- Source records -
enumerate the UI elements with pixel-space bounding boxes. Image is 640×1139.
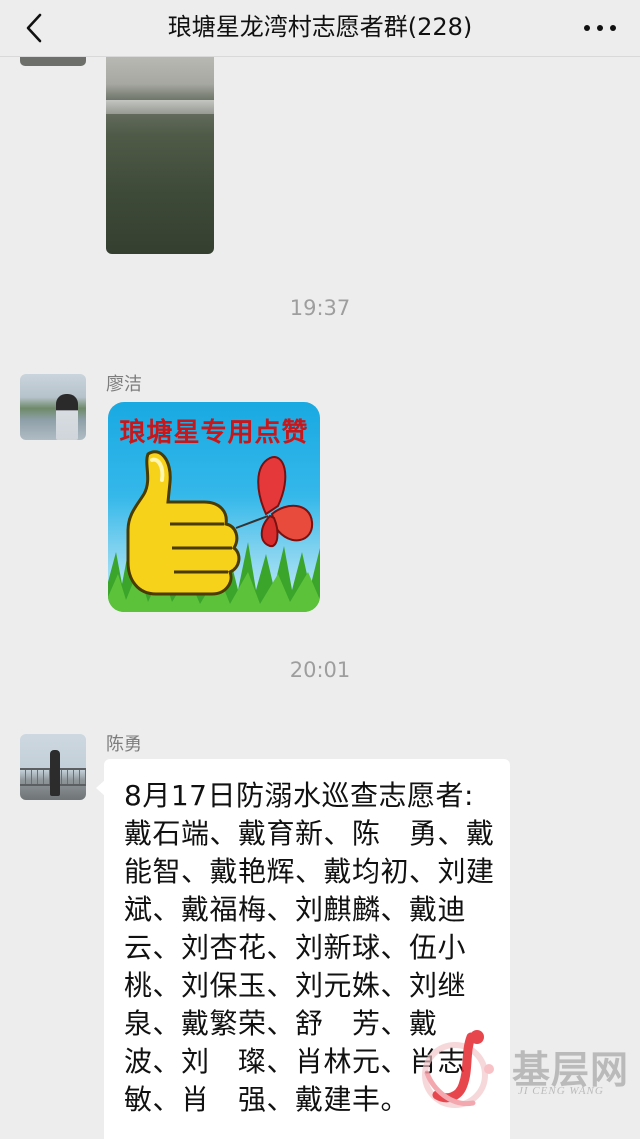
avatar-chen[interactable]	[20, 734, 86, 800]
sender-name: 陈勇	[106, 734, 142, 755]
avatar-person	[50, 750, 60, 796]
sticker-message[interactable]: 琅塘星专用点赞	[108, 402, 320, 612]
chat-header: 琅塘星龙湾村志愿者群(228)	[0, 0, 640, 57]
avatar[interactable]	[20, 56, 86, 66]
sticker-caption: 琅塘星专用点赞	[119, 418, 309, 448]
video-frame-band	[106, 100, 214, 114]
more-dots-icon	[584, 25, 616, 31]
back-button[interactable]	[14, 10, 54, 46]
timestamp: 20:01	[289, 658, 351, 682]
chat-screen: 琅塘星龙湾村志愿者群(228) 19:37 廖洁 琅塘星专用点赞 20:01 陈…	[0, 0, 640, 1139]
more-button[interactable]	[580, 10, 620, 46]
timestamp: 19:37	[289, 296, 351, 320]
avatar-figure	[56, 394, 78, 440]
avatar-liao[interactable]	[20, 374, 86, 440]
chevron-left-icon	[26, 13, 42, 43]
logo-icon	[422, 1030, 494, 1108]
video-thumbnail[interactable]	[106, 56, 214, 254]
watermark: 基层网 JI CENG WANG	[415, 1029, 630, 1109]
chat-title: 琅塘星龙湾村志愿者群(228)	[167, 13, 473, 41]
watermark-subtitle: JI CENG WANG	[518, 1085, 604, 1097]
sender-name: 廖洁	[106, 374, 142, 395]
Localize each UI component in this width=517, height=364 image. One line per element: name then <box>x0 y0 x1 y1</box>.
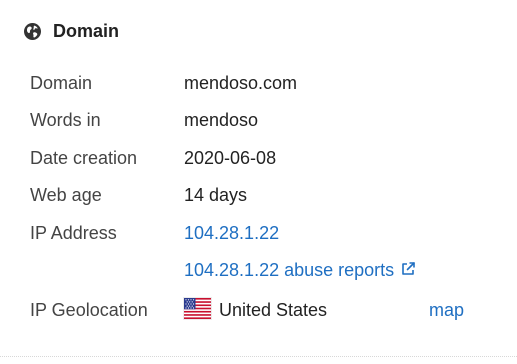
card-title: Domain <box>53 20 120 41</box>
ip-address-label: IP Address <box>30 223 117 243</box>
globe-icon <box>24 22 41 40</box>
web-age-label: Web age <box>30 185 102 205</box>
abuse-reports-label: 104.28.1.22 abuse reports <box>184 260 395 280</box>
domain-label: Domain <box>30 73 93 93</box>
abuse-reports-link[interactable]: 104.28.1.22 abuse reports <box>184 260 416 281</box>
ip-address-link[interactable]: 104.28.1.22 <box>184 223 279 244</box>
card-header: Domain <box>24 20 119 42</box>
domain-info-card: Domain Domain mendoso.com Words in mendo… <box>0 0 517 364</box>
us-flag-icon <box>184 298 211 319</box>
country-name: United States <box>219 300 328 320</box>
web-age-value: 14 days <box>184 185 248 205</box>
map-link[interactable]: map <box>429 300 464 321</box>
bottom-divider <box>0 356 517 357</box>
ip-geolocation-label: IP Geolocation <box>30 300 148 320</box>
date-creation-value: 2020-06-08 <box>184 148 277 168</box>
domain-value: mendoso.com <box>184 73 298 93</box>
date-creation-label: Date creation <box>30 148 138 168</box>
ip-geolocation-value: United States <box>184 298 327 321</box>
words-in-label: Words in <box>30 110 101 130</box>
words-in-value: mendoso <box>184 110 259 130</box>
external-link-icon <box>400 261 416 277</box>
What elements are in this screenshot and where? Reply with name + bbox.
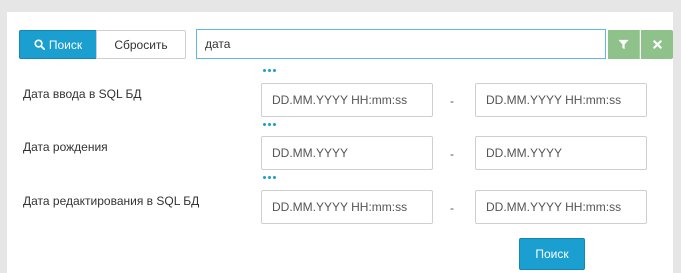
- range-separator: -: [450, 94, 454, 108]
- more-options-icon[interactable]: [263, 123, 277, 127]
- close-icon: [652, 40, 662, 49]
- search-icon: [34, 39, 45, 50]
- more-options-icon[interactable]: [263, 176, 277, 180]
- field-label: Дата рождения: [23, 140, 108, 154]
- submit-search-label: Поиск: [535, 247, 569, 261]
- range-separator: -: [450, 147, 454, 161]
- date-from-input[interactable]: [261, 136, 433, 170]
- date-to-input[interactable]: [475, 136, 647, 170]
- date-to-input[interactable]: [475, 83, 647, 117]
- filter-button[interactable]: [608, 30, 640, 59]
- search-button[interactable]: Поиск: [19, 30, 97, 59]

- What is expected -
Update the rows from the line with "card-title: Domain <box>53 20 120 41</box>" to the line with "ip-geolocation-label: IP Geolocation" by changing "abuse reports" to "abuse history" and leaving everything else unchanged. Output only those lines.

- Response to the exercise -
card-title: Domain <box>53 20 120 41</box>
ip-address-label: IP Address <box>30 223 117 243</box>
globe-icon <box>24 22 41 40</box>
web-age-label: Web age <box>30 185 102 205</box>
abuse-reports-label: 104.28.1.22 abuse history <box>184 260 395 280</box>
domain-label: Domain <box>30 73 93 93</box>
abuse-reports-link[interactable]: 104.28.1.22 abuse history <box>184 260 416 281</box>
ip-address-link[interactable]: 104.28.1.22 <box>184 223 279 244</box>
card-header: Domain <box>24 20 119 42</box>
domain-info-card: Domain Domain mendoso.com Words in mendo… <box>0 0 517 364</box>
us-flag-icon <box>184 298 211 319</box>
country-name: United States <box>219 300 328 320</box>
web-age-value: 14 days <box>184 185 248 205</box>
map-link[interactable]: map <box>429 300 464 321</box>
bottom-divider <box>0 356 517 357</box>
ip-geolocation-label: IP Geolocation <box>30 300 148 320</box>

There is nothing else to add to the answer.